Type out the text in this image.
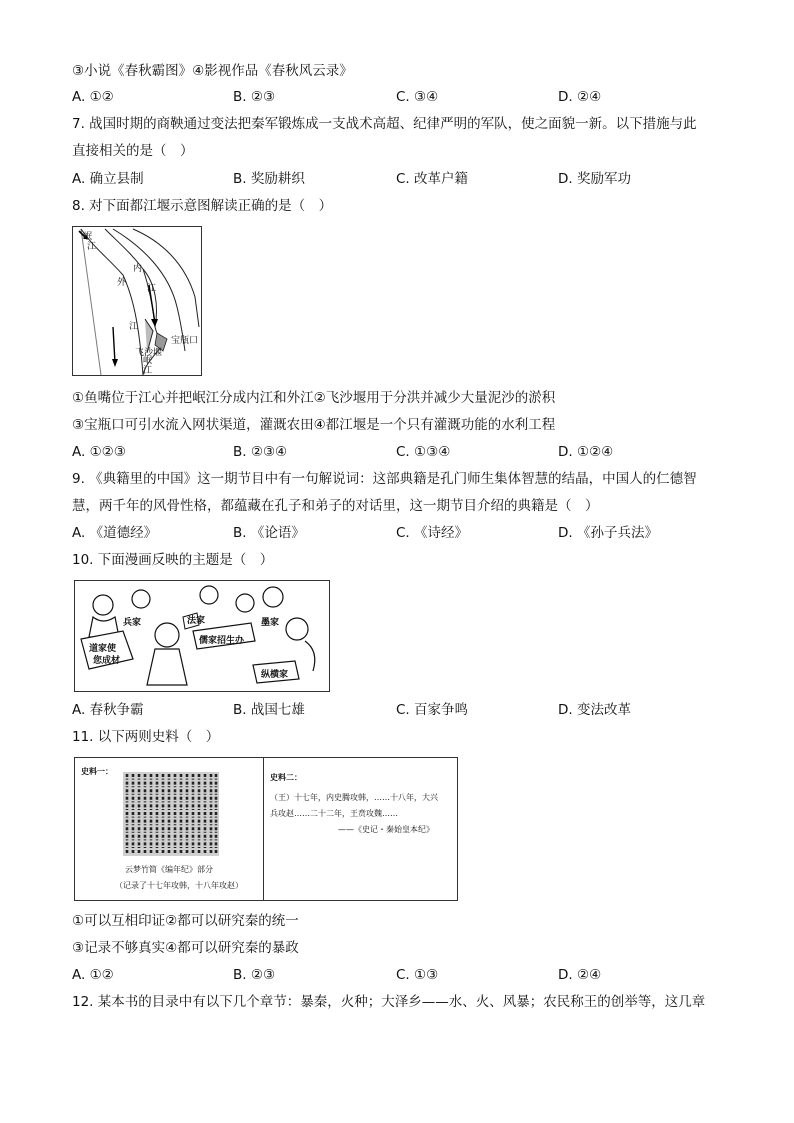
③小说《春秋霸图》④影视作品《春秋风云录》
A. ①②	B. ②③	C. ③④	D. ②④
7. 战国时期的商鞅通过变法把秦军锻炼成一支战术高超、纪律严明的军队，使之面貌一新。以下措施与此
直接相关的是（　）
A. 确立县制	B. 奖励耕织	C. 改革户籍	D. 奖励军功
8. 对下面都江堰示意图解读正确的是（　）
岷
江
内
江
外
江
岷
江
宝瓶口
飞沙堰
①鱼嘴位于江心并把岷江分成内江和外江②飞沙堰用于分洪并减少大量泥沙的淤积
③宝瓶口可引水流入网状渠道，灌溉农田④都江堰是一个只有灌溉功能的水利工程
A. ①②③	B. ②③④	C. ①③④	D. ①②④
9. 《典籍里的中国》这一期节目中有一句解说词：这部典籍是孔门师生集体智慧的结晶，中国人的仁德智
慧，两千年的风骨性格，都蕴藏在孔子和弟子的对话里，这一期节目介绍的典籍是（　）
A. 《道德经》	B. 《论语》	C. 《诗经》	D. 《孙子兵法》
10. 下面漫画反映的主题是（　）
兵家	法家	墨家
道家使
您成材
儒家招生办
纵横家
A. 春秋争霸	B. 战国七雄	C. 百家争鸣	D. 变法改革
11. 以下两则史料（　）
史料一：
云梦竹简《编年纪》部分
（记录了十七年攻韩，十八年攻赵）
史料二：
（王）十七年，内史腾攻韩，……十八年，大兴
兵攻赵……二十二年，王贲攻魏……
——《史记・秦始皇本纪》
①可以互相印证②都可以研究秦的统一
③记录不够真实④都可以研究秦的暴政
A. ①②	B. ②③	C. ①③	D. ②④
12. 某本书的目录中有以下几个章节：暴秦，火种；大泽乡——水、火、风暴；农民称王的创举等，这几章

▶ [Task to complete]: Every line above should be returned exactly; the pictures stay out.

▶ [Expected answer]:
Type out the text in this image.
③小说《春秋霸图》④影视作品《春秋风云录》
A. ①②	B. ②③	C. ③④	D. ②④
7. 战国时期的商鞅通过变法把秦军锻炼成一支战术高超、纪律严明的军队，使之面貌一新。以下措施与此
直接相关的是（　）
A. 确立县制	B. 奖励耕织	C. 改革户籍	D. 奖励军功
8. 对下面都江堰示意图解读正确的是（　）
岷
江
内
江
外
江
岷
江
宝瓶口
飞沙堰
①鱼嘴位于江心并把岷江分成内江和外江②飞沙堰用于分洪并减少大量泥沙的淤积
③宝瓶口可引水流入网状渠道，灌溉农田④都江堰是一个只有灌溉功能的水利工程
A. ①②③	B. ②③④	C. ①③④	D. ①②④
9. 《典籍里的中国》这一期节目中有一句解说词：这部典籍是孔门师生集体智慧的结晶，中国人的仁德智
慧，两千年的风骨性格，都蕴藏在孔子和弟子的对话里，这一期节目介绍的典籍是（　）
A. 《道德经》	B. 《论语》	C. 《诗经》	D. 《孙子兵法》
10. 下面漫画反映的主题是（　）
兵家	法家	墨家
道家使
您成材
儒家招生办
纵横家
A. 春秋争霸	B. 战国七雄	C. 百家争鸣	D. 变法改革
11. 以下两则史料（　）
史料一：
云梦竹简《编年纪》部分
（记录了十七年攻韩，十八年攻赵）
史料二：
（王）十七年，内史腾攻韩，……十八年，大兴
兵攻赵……二十二年，王贲攻魏……
——《史记・秦始皇本纪》
①可以互相印证②都可以研究秦的统一
③记录不够真实④都可以研究秦的暴政
A. ①②	B. ②③	C. ①③	D. ②④
12. 某本书的目录中有以下几个章节：暴秦，火种；大泽乡——水、火、风暴；农民称王的创举等，这几章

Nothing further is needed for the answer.